TRECHO FORNECIDO:
◇ ◇ ◇ ◇ ◇ ◇ ◇
O dissimulado caráter moralizante dos textos opunha a ética do povo miúdo à ética dos grandes, um contraste acentuado em certos momentos. Darnton lembra, por exemplo, o ano 2 da Revolução, quando estava no ar uma espécie de puritanismo que os "sans-culottes" incorporavam acerca das tramas e dos expurgos do Terror, assim como acerca das lendas e verdades dos "libelos", já assimiladas antes de 1789.

Desmoralização
Mais de cem anos depois, em um contexto histórico certamente diverso, encontramos grandes semelhanças na desmoralização de uma instituição monárquica que, tal como a francesa, se autoproclamava instituída por direito.
Como mostram, escrevendo em colaboração, dois destacados historiadores -Orlando Figes e Boris Kolonitskii- em "Interpreting the Russian Revolution - The Language and Symbols of 1917" (Interpretando a Revolução Russa, Yale University Press, 1999), nos anos que antecederam a revolução de fevereiro de 1917, que destronou a monarquia, e, entre fevereiro e a revolução bolchevique de outubro, circularam histórias antidinásticas, muitas vezes em torno de temas sexuais, sob formas variadas: cartões-postais pornográficos, versos, panfletos etc.
Por exemplo, algumas das mais picantes fantasiavam cenas eróticas em que figuravam o czar, o debochado monge Rasputin, a imperatriz e sua dama de companhia Ana Vyrubova, tida como lésbica.
Segundo voz corrente, quem governava de fato a Rússia não era Nicolau 2º -o outrora "santo paizinho" dos camponeses-, mas a "mulher alemã", mais precisamente a imperatriz Alexandra, filha do grão-duque de Hesse-Darmstadt. Nas versões mais radicais, seu casamento com Nicolau 2º teria sido arranjado por Bismarck para introduzir na corte uma espiã alemã. Quando a Rússia entrou na Primeira Guerra Mundial contra os impérios -o alemão e o austro-húngaro-, a czarina foi acusada de ser a líder da facção pró-Alemanha na corte -facção que de fato existia- e de transmitir segredos ao inimigo.
Essa versão ganhou mais força na medida em que o Exército russo foi acumulando derrotas na frente de batalha. Note-se que o tema da colaboração com o inimigo pesou também literalmente sobre a cabeça de Maria Antonieta, a detestada rainha austríaca, filha de Francisco 1º e Maria Teresa.
A comparação aqui esboçada não é apenas curiosa. Vai muito além disso. Ela constitui um bom exemplo de uma história que não é material, mas nem por isso deixa de ser significativa, na explicação do processo histórico, ou seja, a história de símbolos, sentimentos e sensibilidades.
Não se trata de negar sentido à discussão sociológica sobre o caráter burguês da Revolução Francesa, por exemplo, ou do terremoto provocado na hierarquia social pela Revolução Russa, embora a etiqueta "proletária" que lhe foi aplicada hoje não possa ser levada a sério. Trata-se de entender que, ao lado dessa vertente, se construiu outra, mais atenta aos homens e mulheres concretos, aqueles que fazem sua própria história, embora sujeita aos constrangimentos.
◇ ◇ ◇ ◇ ◇ ◇ ◇
MATERIAL FORNECIDO:
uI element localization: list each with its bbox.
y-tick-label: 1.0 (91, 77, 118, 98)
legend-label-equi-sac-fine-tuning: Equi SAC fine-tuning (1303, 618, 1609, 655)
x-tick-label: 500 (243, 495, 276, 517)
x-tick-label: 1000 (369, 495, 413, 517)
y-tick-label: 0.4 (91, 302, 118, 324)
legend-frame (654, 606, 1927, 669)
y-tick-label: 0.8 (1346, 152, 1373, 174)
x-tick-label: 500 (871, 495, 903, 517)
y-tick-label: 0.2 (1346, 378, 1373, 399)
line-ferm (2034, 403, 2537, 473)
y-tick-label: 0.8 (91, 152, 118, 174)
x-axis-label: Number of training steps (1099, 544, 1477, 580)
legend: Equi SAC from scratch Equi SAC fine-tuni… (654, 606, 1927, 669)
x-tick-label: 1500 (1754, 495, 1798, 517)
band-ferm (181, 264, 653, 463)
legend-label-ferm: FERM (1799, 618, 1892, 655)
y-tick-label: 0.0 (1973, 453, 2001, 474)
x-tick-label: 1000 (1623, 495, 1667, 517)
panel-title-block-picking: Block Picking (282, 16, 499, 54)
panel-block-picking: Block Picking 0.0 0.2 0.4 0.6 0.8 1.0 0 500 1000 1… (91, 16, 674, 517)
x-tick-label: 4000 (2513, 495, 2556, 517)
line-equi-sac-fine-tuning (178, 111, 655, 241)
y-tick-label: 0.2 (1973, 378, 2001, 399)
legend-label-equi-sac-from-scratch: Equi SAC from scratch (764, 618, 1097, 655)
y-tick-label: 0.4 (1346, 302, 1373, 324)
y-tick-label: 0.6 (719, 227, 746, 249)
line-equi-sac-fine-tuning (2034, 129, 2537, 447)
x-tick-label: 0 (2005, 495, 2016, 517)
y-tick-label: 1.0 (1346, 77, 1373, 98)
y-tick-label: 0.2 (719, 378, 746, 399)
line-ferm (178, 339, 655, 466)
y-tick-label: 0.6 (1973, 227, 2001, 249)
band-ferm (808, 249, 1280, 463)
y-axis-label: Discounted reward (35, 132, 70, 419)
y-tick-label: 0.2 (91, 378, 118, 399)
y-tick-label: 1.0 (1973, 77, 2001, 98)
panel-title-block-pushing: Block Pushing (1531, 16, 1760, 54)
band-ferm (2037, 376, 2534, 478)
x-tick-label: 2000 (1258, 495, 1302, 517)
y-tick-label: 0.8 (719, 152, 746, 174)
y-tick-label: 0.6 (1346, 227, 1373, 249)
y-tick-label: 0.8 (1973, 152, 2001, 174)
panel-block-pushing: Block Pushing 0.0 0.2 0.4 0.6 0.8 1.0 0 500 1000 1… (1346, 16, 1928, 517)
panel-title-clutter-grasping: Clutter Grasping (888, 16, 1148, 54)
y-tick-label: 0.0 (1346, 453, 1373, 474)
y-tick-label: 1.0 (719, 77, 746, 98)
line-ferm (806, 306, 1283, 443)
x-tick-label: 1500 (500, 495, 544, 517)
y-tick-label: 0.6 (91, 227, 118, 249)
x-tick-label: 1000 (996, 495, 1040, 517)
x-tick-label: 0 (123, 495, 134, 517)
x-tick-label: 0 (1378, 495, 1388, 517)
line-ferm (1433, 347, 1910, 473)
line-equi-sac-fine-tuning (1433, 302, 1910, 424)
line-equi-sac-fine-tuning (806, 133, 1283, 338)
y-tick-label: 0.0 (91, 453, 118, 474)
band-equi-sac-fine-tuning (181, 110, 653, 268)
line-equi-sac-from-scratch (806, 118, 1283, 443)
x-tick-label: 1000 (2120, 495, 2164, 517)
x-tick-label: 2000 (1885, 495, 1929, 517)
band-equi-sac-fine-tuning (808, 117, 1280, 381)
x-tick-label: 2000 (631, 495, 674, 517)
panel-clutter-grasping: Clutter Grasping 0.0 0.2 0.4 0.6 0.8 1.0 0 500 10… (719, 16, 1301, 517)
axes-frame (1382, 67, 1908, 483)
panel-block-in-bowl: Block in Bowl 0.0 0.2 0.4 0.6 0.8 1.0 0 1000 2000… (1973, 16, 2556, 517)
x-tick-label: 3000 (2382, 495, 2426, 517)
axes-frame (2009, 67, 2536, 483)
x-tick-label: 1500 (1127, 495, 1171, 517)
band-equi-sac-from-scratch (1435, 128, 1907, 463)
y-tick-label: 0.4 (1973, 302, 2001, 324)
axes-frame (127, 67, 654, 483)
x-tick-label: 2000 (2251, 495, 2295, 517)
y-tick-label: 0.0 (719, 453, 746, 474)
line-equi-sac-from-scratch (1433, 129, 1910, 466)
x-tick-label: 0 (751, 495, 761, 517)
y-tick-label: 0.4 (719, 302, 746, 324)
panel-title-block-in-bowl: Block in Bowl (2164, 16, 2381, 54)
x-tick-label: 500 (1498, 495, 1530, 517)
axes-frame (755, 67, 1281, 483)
◇ ◇ ◇ ◇ ◇ ◇ ◇
ATIVIDADE 1: De quem a imperatriz Alexandra era filha, segundo o trecho fornecido?
ATIVIDADE 2: Copie do trecho fornecido o passo que vai desde "Essa versão ganhou" até "e Maria Teresa.", inclusive.
Não é preciso usar as linhas.

RESOLUÇÃO DA TAREFA 1: Do grão-duque de Hesse-Darmstadt.

RESOLUÇÃO DA TAREFA 2:
Essa versão ganhou mais força na medida em que o Exército russo foi acumulando derrotas na frente de batalha. Note-se que o tema da colaboração com o inimigo pesou também literalmente sobre a cabeça de Maria Antonieta, a detestada rainha austríaca, filha de Francisco 1º e Maria Teresa.